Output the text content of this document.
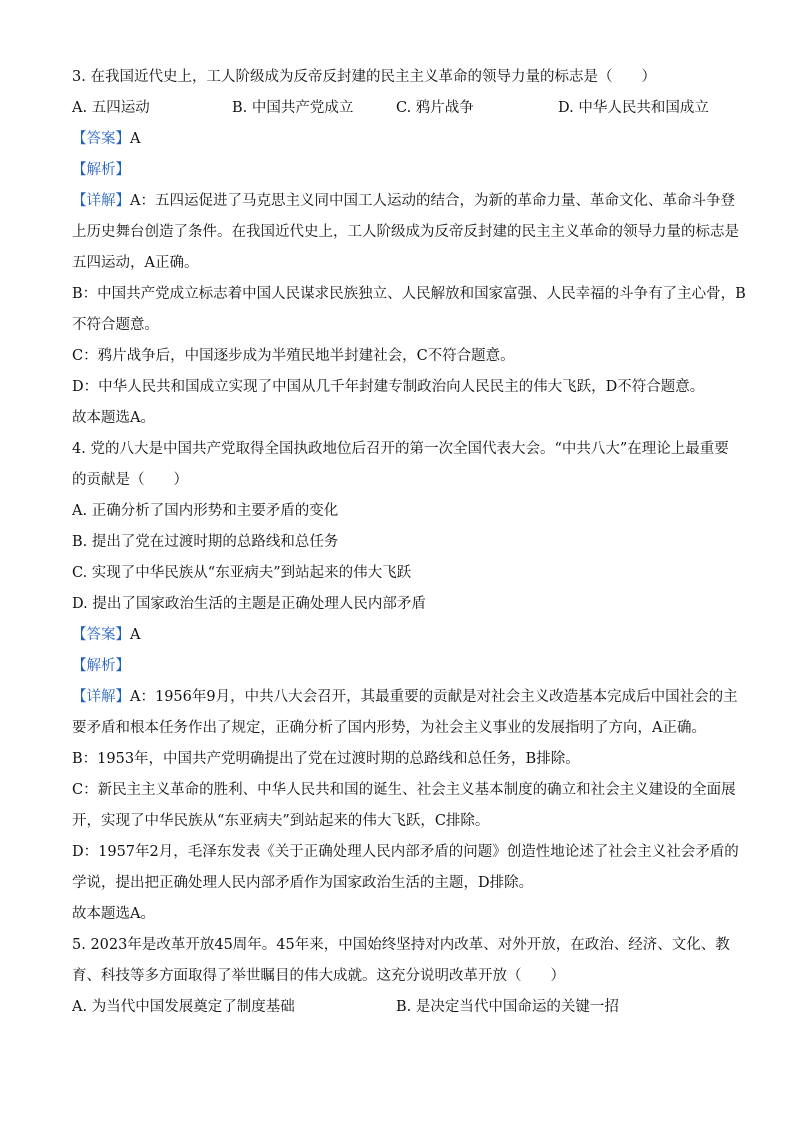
3. 在我国近代史上，工人阶级成为反帝反封建的民主主义革命的领导力量的标志是（　　）
A. 五四运动	B. 中国共产党成立	C. 鸦片战争	D. 中华人民共和国成立
【答案】A
【解析】
【详解】A：五四运促进了马克思主义同中国工人运动的结合，为新的革命力量、革命文化、革命斗争登
上历史舞台创造了条件。在我国近代史上，工人阶级成为反帝反封建的民主主义革命的领导力量的标志是
五四运动，A正确。
B：中国共产党成立标志着中国人民谋求民族独立、人民解放和国家富强、人民幸福的斗争有了主心骨，B
不符合题意。
C：鸦片战争后，中国逐步成为半殖民地半封建社会，C不符合题意。
D：中华人民共和国成立实现了中国从几千年封建专制政治向人民民主的伟大飞跃，D不符合题意。
故本题选A。
4. 党的八大是中国共产党取得全国执政地位后召开的第一次全国代表大会。“中共八大”在理论上最重要
的贡献是（　　）
A. 正确分析了国内形势和主要矛盾的变化
B. 提出了党在过渡时期的总路线和总任务
C. 实现了中华民族从“东亚病夫”到站起来的伟大飞跃
D. 提出了国家政治生活的主题是正确处理人民内部矛盾
【答案】A
【解析】
【详解】A：1956年9月，中共八大会召开，其最重要的贡献是对社会主义改造基本完成后中国社会的主
要矛盾和根本任务作出了规定，正确分析了国内形势，为社会主义事业的发展指明了方向，A正确。
B：1953年，中国共产党明确提出了党在过渡时期的总路线和总任务，B排除。
C：新民主主义革命的胜利、中华人民共和国的诞生、社会主义基本制度的确立和社会主义建设的全面展
开，实现了中华民族从“东亚病夫”到站起来的伟大飞跃，C排除。
D：1957年2月，毛泽东发表《关于正确处理人民内部矛盾的问题》创造性地论述了社会主义社会矛盾的
学说，提出把正确处理人民内部矛盾作为国家政治生活的主题，D排除。
故本题选A。
5. 2023年是改革开放45周年。45年来，中国始终坚持对内改革、对外开放，在政治、经济、文化、教
育、科技等多方面取得了举世瞩目的伟大成就。这充分说明改革开放（　　）
A. 为当代中国发展奠定了制度基础	B. 是决定当代中国命运的关键一招
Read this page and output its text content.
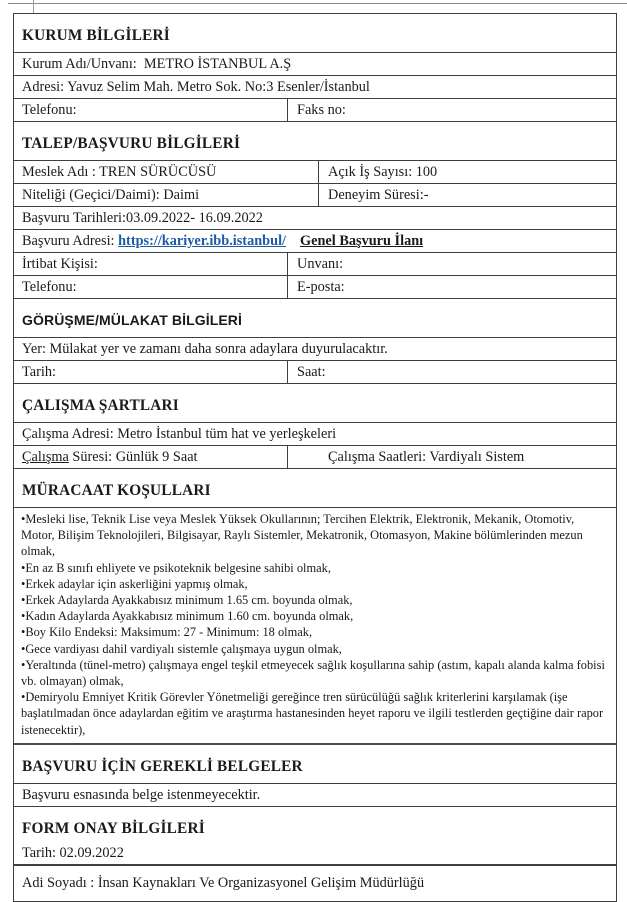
KURUM BİLGİLERİ
Kurum Adı/Unvanı:  METRO İSTANBUL A.Ş
Adresi: Yavuz Selim Mah. Metro Sok. No:3 Esenler/İstanbul
Telefonu:	Faks no:
TALEP/BAŞVURU BİLGİLERİ
Meslek Adı : TREN SÜRÜCÜSÜ	Açık İş Sayısı: 100
Niteliği (Geçici/Daimi): Daimi	Deneyim Süresi:-
Başvuru Tarihleri:03.09.2022- 16.09.2022
Başvuru Adresi: https://kariyer.ibb.istanbul/ Genel Başvuru İlanı
İrtibat Kişisi:	Unvanı:
Telefonu:	E-posta:
GÖRÜŞME/MÜLAKAT BİLGİLERİ
Yer: Mülakat yer ve zamanı daha sonra adaylara duyurulacaktır.
Tarih:	Saat:
ÇALIŞMA ŞARTLARI
Çalışma Adresi: Metro İstanbul tüm hat ve yerleşkeleri
Çalışma Süresi: Günlük 9 Saat	Çalışma Saatleri: Vardiyalı Sistem
MÜRACAAT KOŞULLARI
• Mesleki lise, Teknik Lise veya Meslek Yüksek Okullarının; Tercihen Elektrik, Elektronik, Mekanik, Otomotiv, Motor, Bilişim Teknolojileri, Bilgisayar, Raylı Sistemler, Mekatronik, Otomasyon, Makine bölümlerinden mezun olmak,
• En az B sınıfı ehliyete ve psikoteknik belgesine sahibi olmak,
• Erkek adaylar için askerliğini yapmış olmak,
• Erkek Adaylarda Ayakkabısız minimum 1.65 cm. boyunda olmak,
• Kadın Adaylarda Ayakkabısız minimum 1.60 cm. boyunda olmak,
• Boy Kilo Endeksi: Maksimum: 27 - Minimum: 18 olmak,
• Gece vardiyası dahil vardiyalı sistemle çalışmaya uygun olmak,
• Yeraltında (tünel-metro) çalışmaya engel teşkil etmeyecek sağlık koşullarına sahip (astım, kapalı alanda kalma fobisi vb. olmayan) olmak,
• Demiryolu Emniyet Kritik Görevler Yönetmeliği gereğince tren sürücülüğü sağlık kriterlerini karşılamak (işe başlatılmadan önce adaylardan eğitim ve araştırma hastanesinden heyet raporu ve ilgili testlerden geçtiğine dair rapor istenecektir),
BAŞVURU İÇİN GEREKLİ BELGELER
Başvuru esnasında belge istenmeyecektir.
FORM ONAY BİLGİLERİ
Tarih: 02.09.2022
Adi Soyadı : İnsan Kaynakları Ve Organizasyonel Gelişim Müdürlüğü
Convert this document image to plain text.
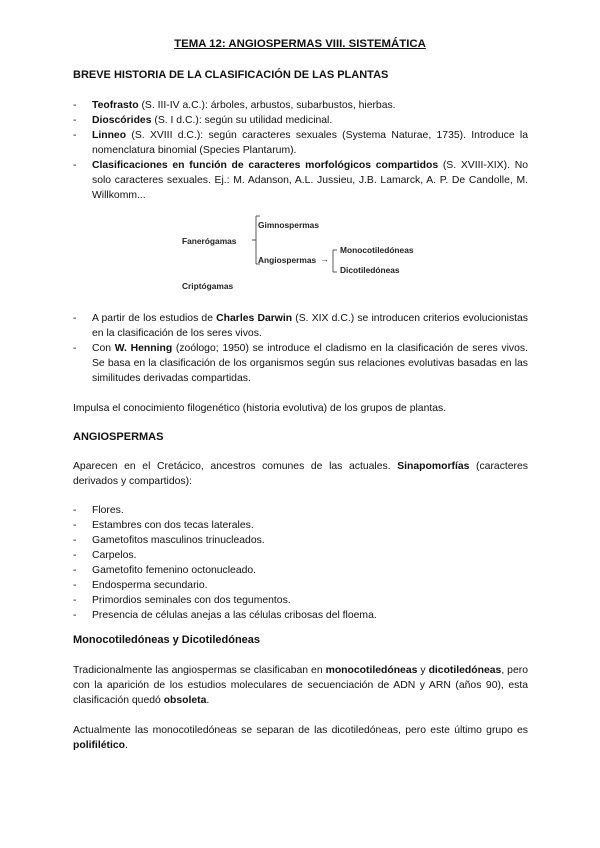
TEMA 12: ANGIOSPERMAS VIII. SISTEMÁTICA
BREVE HISTORIA DE LA CLASIFICACIÓN DE LAS PLANTAS
- Teofrasto (S. III-IV a.C.): árboles, arbustos, subarbustos, hierbas.
- Dioscórides (S. I d.C.): según su utilidad medicinal.
- Linneo (S. XVIII d.C.): según caracteres sexuales (Systema Naturae, 1735). Introduce la nomenclatura binomial (Species Plantarum).
- Clasificaciones en función de caracteres morfológicos compartidos (S. XVIII-XIX). No solo caracteres sexuales. Ej.: M. Adanson, A.L. Jussieu, J.B. Lamarck, A. P. De Candolle, M. Willkomm...
Gimnospermas
Fanerógamas
Angiospermas →
Monocotiledóneas
Dicotiledóneas
Criptógamas
- A partir de los estudios de Charles Darwin (S. XIX d.C.) se introducen criterios evolucionistas en la clasificación de los seres vivos.
- Con W. Henning (zoólogo; 1950) se introduce el cladismo en la clasificación de seres vivos. Se basa en la clasificación de los organismos según sus relaciones evolutivas basadas en las similitudes derivadas compartidas.
Impulsa el conocimiento filogenético (historia evolutiva) de los grupos de plantas.
ANGIOSPERMAS
Aparecen en el Cretácico, ancestros comunes de las actuales. Sinapomorfías (caracteres derivados y compartidos):
- Flores.
- Estambres con dos tecas laterales.
- Gametofitos masculinos trinucleados.
- Carpelos.
- Gametofito femenino octonucleado.
- Endosperma secundario.
- Primordios seminales con dos tegumentos.
- Presencia de células anejas a las células cribosas del floema.
Monocotiledóneas y Dicotiledóneas
Tradicionalmente las angiospermas se clasificaban en monocotiledóneas y dicotiledóneas, pero con la aparición de los estudios moleculares de secuenciación de ADN y ARN (años 90), esta clasificación quedó obsoleta.
Actualmente las monocotiledóneas se separan de las dicotiledóneas, pero este último grupo es polifilético.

THE TASK: Transcribe all entries above exactly. Drop the pictures.

RESULT OF THE EXERCISE:
Output the text content of this document.
3. 在我国近代史上，工人阶级成为反帝反封建的民主主义革命的领导力量的标志是（　　）
A. 五四运动	B. 中国共产党成立	C. 鸦片战争	D. 中华人民共和国成立
【答案】A
【解析】
【详解】A：五四运促进了马克思主义同中国工人运动的结合，为新的革命力量、革命文化、革命斗争登
上历史舞台创造了条件。在我国近代史上，工人阶级成为反帝反封建的民主主义革命的领导力量的标志是
五四运动，A正确。
B：中国共产党成立标志着中国人民谋求民族独立、人民解放和国家富强、人民幸福的斗争有了主心骨，B
不符合题意。
C：鸦片战争后，中国逐步成为半殖民地半封建社会，C不符合题意。
D：中华人民共和国成立实现了中国从几千年封建专制政治向人民民主的伟大飞跃，D不符合题意。
故本题选A。
4. 党的八大是中国共产党取得全国执政地位后召开的第一次全国代表大会。“中共八大”在理论上最重要
的贡献是（　　）
A. 正确分析了国内形势和主要矛盾的变化
B. 提出了党在过渡时期的总路线和总任务
C. 实现了中华民族从“东亚病夫”到站起来的伟大飞跃
D. 提出了国家政治生活的主题是正确处理人民内部矛盾
【答案】A
【解析】
【详解】A：1956年9月，中共八大会召开，其最重要的贡献是对社会主义改造基本完成后中国社会的主
要矛盾和根本任务作出了规定，正确分析了国内形势，为社会主义事业的发展指明了方向，A正确。
B：1953年，中国共产党明确提出了党在过渡时期的总路线和总任务，B排除。
C：新民主主义革命的胜利、中华人民共和国的诞生、社会主义基本制度的确立和社会主义建设的全面展
开，实现了中华民族从“东亚病夫”到站起来的伟大飞跃，C排除。
D：1957年2月，毛泽东发表《关于正确处理人民内部矛盾的问题》创造性地论述了社会主义社会矛盾的
学说，提出把正确处理人民内部矛盾作为国家政治生活的主题，D排除。
故本题选A。
5. 2023年是改革开放45周年。45年来，中国始终坚持对内改革、对外开放，在政治、经济、文化、教
育、科技等多方面取得了举世瞩目的伟大成就。这充分说明改革开放（　　）
A. 为当代中国发展奠定了制度基础	B. 是决定当代中国命运的关键一招
Read this page and output its text content.
KURUM BİLGİLERİ
Kurum Adı/Unvanı:  METRO İSTANBUL A.Ş
Adresi: Yavuz Selim Mah. Metro Sok. No:3 Esenler/İstanbul
Telefonu:	Faks no:
TALEP/BAŞVURU BİLGİLERİ
Meslek Adı : TREN SÜRÜCÜSÜ	Açık İş Sayısı: 100
Niteliği (Geçici/Daimi): Daimi	Deneyim Süresi:-
Başvuru Tarihleri:03.09.2022- 16.09.2022
Başvuru Adresi: https://kariyer.ibb.istanbul/ Genel Başvuru İlanı
İrtibat Kişisi:	Unvanı:
Telefonu:	E-posta:
GÖRÜŞME/MÜLAKAT BİLGİLERİ
Yer: Mülakat yer ve zamanı daha sonra adaylara duyurulacaktır.
Tarih:	Saat:
ÇALIŞMA ŞARTLARI
Çalışma Adresi: Metro İstanbul tüm hat ve yerleşkeleri
Çalışma Süresi: Günlük 9 Saat	Çalışma Saatleri: Vardiyalı Sistem
MÜRACAAT KOŞULLARI
• Mesleki lise, Teknik Lise veya Meslek Yüksek Okullarının; Tercihen Elektrik, Elektronik, Mekanik, Otomotiv, Motor, Bilişim Teknolojileri, Bilgisayar, Raylı Sistemler, Mekatronik, Otomasyon, Makine bölümlerinden mezun olmak,
• En az B sınıfı ehliyete ve psikoteknik belgesine sahibi olmak,
• Erkek adaylar için askerliğini yapmış olmak,
• Erkek Adaylarda Ayakkabısız minimum 1.65 cm. boyunda olmak,
• Kadın Adaylarda Ayakkabısız minimum 1.60 cm. boyunda olmak,
• Boy Kilo Endeksi: Maksimum: 27 - Minimum: 18 olmak,
• Gece vardiyası dahil vardiyalı sistemle çalışmaya uygun olmak,
• Yeraltında (tünel-metro) çalışmaya engel teşkil etmeyecek sağlık koşullarına sahip (astım, kapalı alanda kalma fobisi vb. olmayan) olmak,
• Demiryolu Emniyet Kritik Görevler Yönetmeliği gereğince tren sürücülüğü sağlık kriterlerini karşılamak (işe başlatılmadan önce adaylardan eğitim ve araştırma hastanesinden heyet raporu ve ilgili testlerden geçtiğine dair rapor istenecektir),
BAŞVURU İÇİN GEREKLİ BELGELER
Başvuru esnasında belge istenmeyecektir.
FORM ONAY BİLGİLERİ
Tarih: 02.09.2022
Adi Soyadı : İnsan Kaynakları Ve Organizasyonel Gelişim Müdürlüğü
Convert this document image to plain text.
TEMA 12: ANGIOSPERMAS VIII. SISTEMÁTICA
BREVE HISTORIA DE LA CLASIFICACIÓN DE LAS PLANTAS
- Teofrasto (S. III-IV a.C.): árboles, arbustos, subarbustos, hierbas.
- Dioscórides (S. I d.C.): según su utilidad medicinal.
- Linneo (S. XVIII d.C.): según caracteres sexuales (Systema Naturae, 1735). Introduce la nomenclatura binomial (Species Plantarum).
- Clasificaciones en función de caracteres morfológicos compartidos (S. XVIII-XIX). No solo caracteres sexuales. Ej.: M. Adanson, A.L. Jussieu, J.B. Lamarck, A. P. De Candolle, M. Willkomm...
Gimnospermas
Fanerógamas
Angiospermas →
Monocotiledóneas
Dicotiledóneas
Criptógamas
- A partir de los estudios de Charles Darwin (S. XIX d.C.) se introducen criterios evolucionistas en la clasificación de los seres vivos.
- Con W. Henning (zoólogo; 1950) se introduce el cladismo en la clasificación de seres vivos. Se basa en la clasificación de los organismos según sus relaciones evolutivas basadas en las similitudes derivadas compartidas.
Impulsa el conocimiento filogenético (historia evolutiva) de los grupos de plantas.
ANGIOSPERMAS
Aparecen en el Cretácico, ancestros comunes de las actuales. Sinapomorfías (caracteres derivados y compartidos):
- Flores.
- Estambres con dos tecas laterales.
- Gametofitos masculinos trinucleados.
- Carpelos.
- Gametofito femenino octonucleado.
- Endosperma secundario.
- Primordios seminales con dos tegumentos.
- Presencia de células anejas a las células cribosas del floema.
Monocotiledóneas y Dicotiledóneas
Tradicionalmente las angiospermas se clasificaban en monocotiledóneas y dicotiledóneas, pero con la aparición de los estudios moleculares de secuenciación de ADN y ARN (años 90), esta clasificación quedó obsoleta.
Actualmente las monocotiledóneas se separan de las dicotiledóneas, pero este último grupo es polifilético.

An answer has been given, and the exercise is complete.